Work to complete
Copy each line of the data below exactly, leaving out pictures.

Input for this task
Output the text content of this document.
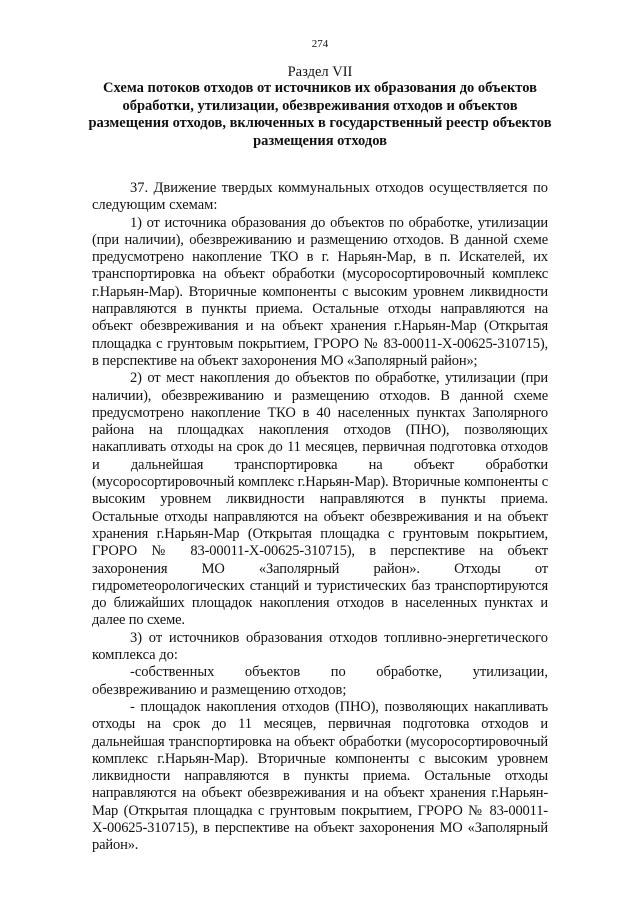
274
Раздел VII
Схема потоков отходов от источников их образования до объектов обработки, утилизации, обезвреживания отходов и объектов размещения отходов, включенных в государственный реестр объектов размещения отходов

37. Движение твердых коммунальных отходов осуществляется по следующим схемам:

1) от источника образования до объектов по обработке, утилизации (при наличии), обезвреживанию и размещению отходов. В данной схеме предусмотрено накопление ТКО в г. Нарьян-Мар, в п. Искателей, их транспортировка на объект обработки (мусоросортировочный комплекс г.Нарьян-Мар). Вторичные компоненты с высоким уровнем ликвидности направляются в пункты приема. Остальные отходы направляются на объект обезвреживания и на объект хранения г.Нарьян-Мар (Открытая площадка с грунтовым покрытием, ГРОРО № 83-00011-Х-00625-310715), в перспективе на объект захоронения МО «Заполярный район»;

2) от мест накопления до объектов по обработке, утилизации (при наличии), обезвреживанию и размещению отходов. В данной схеме предусмотрено накопление ТКО в 40 населенных пунктах Заполярного района на площадках накопления отходов (ПНО), позволяющих накапливать отходы на срок до 11 месяцев, первичная подготовка отходов и дальнейшая транспортировка на объект обработки (мусоросортировочный комплекс г.Нарьян-Мар). Вторичные компоненты с высоким уровнем ликвидности направляются в пункты приема. Остальные отходы направляются на объект обезвреживания и на объект хранения г.Нарьян-Мар (Открытая площадка с грунтовым покрытием, ГРОРО № 83-00011-Х-00625-310715), в перспективе на объект захоронения МО «Заполярный район». Отходы от гидрометеорологических станций и туристических баз транспортируются до ближайших площадок накопления отходов в населенных пунктах и далее по схеме.

3) от источников образования отходов топливно-энергетического комплекса до:

-собственных объектов по обработке, утилизации, обезвреживанию и размещению отходов;

- площадок накопления отходов (ПНО), позволяющих накапливать отходы на срок до 11 месяцев, первичная подготовка отходов и дальнейшая транспортировка на объект обработки (мусоросортировочный комплекс г.Нарьян-Мар). Вторичные компоненты с высоким уровнем ликвидности направляются в пункты приема. Остальные отходы направляются на объект обезвреживания и на объект хранения г.Нарьян-Мар (Открытая площадка с грунтовым покрытием, ГРОРО № 83-00011-Х-00625-310715), в перспективе на объект захоронения МО «Заполярный район».
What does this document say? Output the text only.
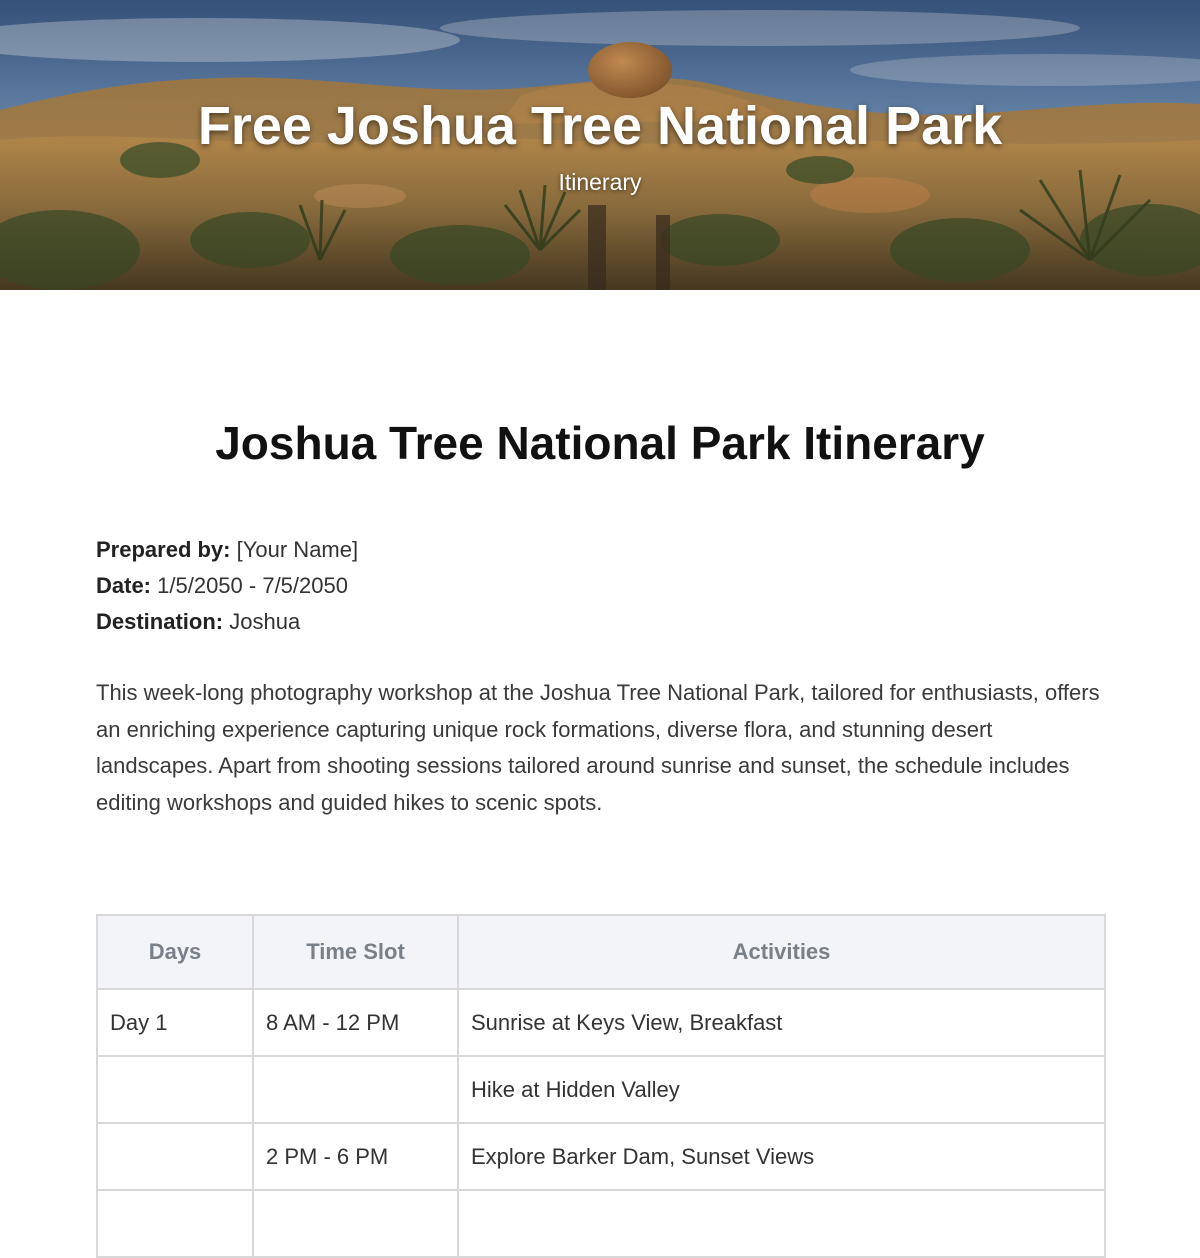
Free Joshua Tree National Park
Itinerary
Joshua Tree National Park Itinerary
Prepared by: [Your Name]
Date: 1/5/2050 - 7/5/2050
Destination: Joshua

This week-long photography workshop at the Joshua Tree National Park, tailored for enthusiasts, offers an enriching experience capturing unique rock formations, diverse flora, and stunning desert landscapes. Apart from shooting sessions tailored around sunrise and sunset, the schedule includes editing workshops and guided hikes to scenic spots.

Days	Time Slot	Activities
Day 1	8 AM - 12 PM	Sunrise at Keys View, Breakfast
		Hike at Hidden Valley
	2 PM - 6 PM	Explore Barker Dam, Sunset Views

Response for this exercise
Output the text content of this document.
274
Раздел VII
Схема потоков отходов от источников их образования до объектов обработки, утилизации, обезвреживания отходов и объектов размещения отходов, включенных в государственный реестр объектов размещения отходов

37. Движение твердых коммунальных отходов осуществляется по следующим схемам:

1) от источника образования до объектов по обработке, утилизации (при наличии), обезвреживанию и размещению отходов. В данной схеме предусмотрено накопление ТКО в г. Нарьян-Мар, в п. Искателей, их транспортировка на объект обработки (мусоросортировочный комплекс г.Нарьян-Мар). Вторичные компоненты с высоким уровнем ликвидности направляются в пункты приема. Остальные отходы направляются на объект обезвреживания и на объект хранения г.Нарьян-Мар (Открытая площадка с грунтовым покрытием, ГРОРО № 83-00011-Х-00625-310715), в перспективе на объект захоронения МО «Заполярный район»;

2) от мест накопления до объектов по обработке, утилизации (при наличии), обезвреживанию и размещению отходов. В данной схеме предусмотрено накопление ТКО в 40 населенных пунктах Заполярного района на площадках накопления отходов (ПНО), позволяющих накапливать отходы на срок до 11 месяцев, первичная подготовка отходов и дальнейшая транспортировка на объект обработки (мусоросортировочный комплекс г.Нарьян-Мар). Вторичные компоненты с высоким уровнем ликвидности направляются в пункты приема. Остальные отходы направляются на объект обезвреживания и на объект хранения г.Нарьян-Мар (Открытая площадка с грунтовым покрытием, ГРОРО № 83-00011-Х-00625-310715), в перспективе на объект захоронения МО «Заполярный район». Отходы от гидрометеорологических станций и туристических баз транспортируются до ближайших площадок накопления отходов в населенных пунктах и далее по схеме.

3) от источников образования отходов топливно-энергетического комплекса до:

-собственных объектов по обработке, утилизации, обезвреживанию и размещению отходов;

- площадок накопления отходов (ПНО), позволяющих накапливать отходы на срок до 11 месяцев, первичная подготовка отходов и дальнейшая транспортировка на объект обработки (мусоросортировочный комплекс г.Нарьян-Мар). Вторичные компоненты с высоким уровнем ликвидности направляются в пункты приема. Остальные отходы направляются на объект обезвреживания и на объект хранения г.Нарьян-Мар (Открытая площадка с грунтовым покрытием, ГРОРО № 83-00011-Х-00625-310715), в перспективе на объект захоронения МО «Заполярный район».
What does this document say? Output the text only.
Free Joshua Tree National Park
Itinerary
Joshua Tree National Park Itinerary
Prepared by: [Your Name]
Date: 1/5/2050 - 7/5/2050
Destination: Joshua

This week-long photography workshop at the Joshua Tree National Park, tailored for enthusiasts, offers an enriching experience capturing unique rock formations, diverse flora, and stunning desert landscapes. Apart from shooting sessions tailored around sunrise and sunset, the schedule includes editing workshops and guided hikes to scenic spots.

Days	Time Slot	Activities
Day 1	8 AM - 12 PM	Sunrise at Keys View, Breakfast
		Hike at Hidden Valley
	2 PM - 6 PM	Explore Barker Dam, Sunset Views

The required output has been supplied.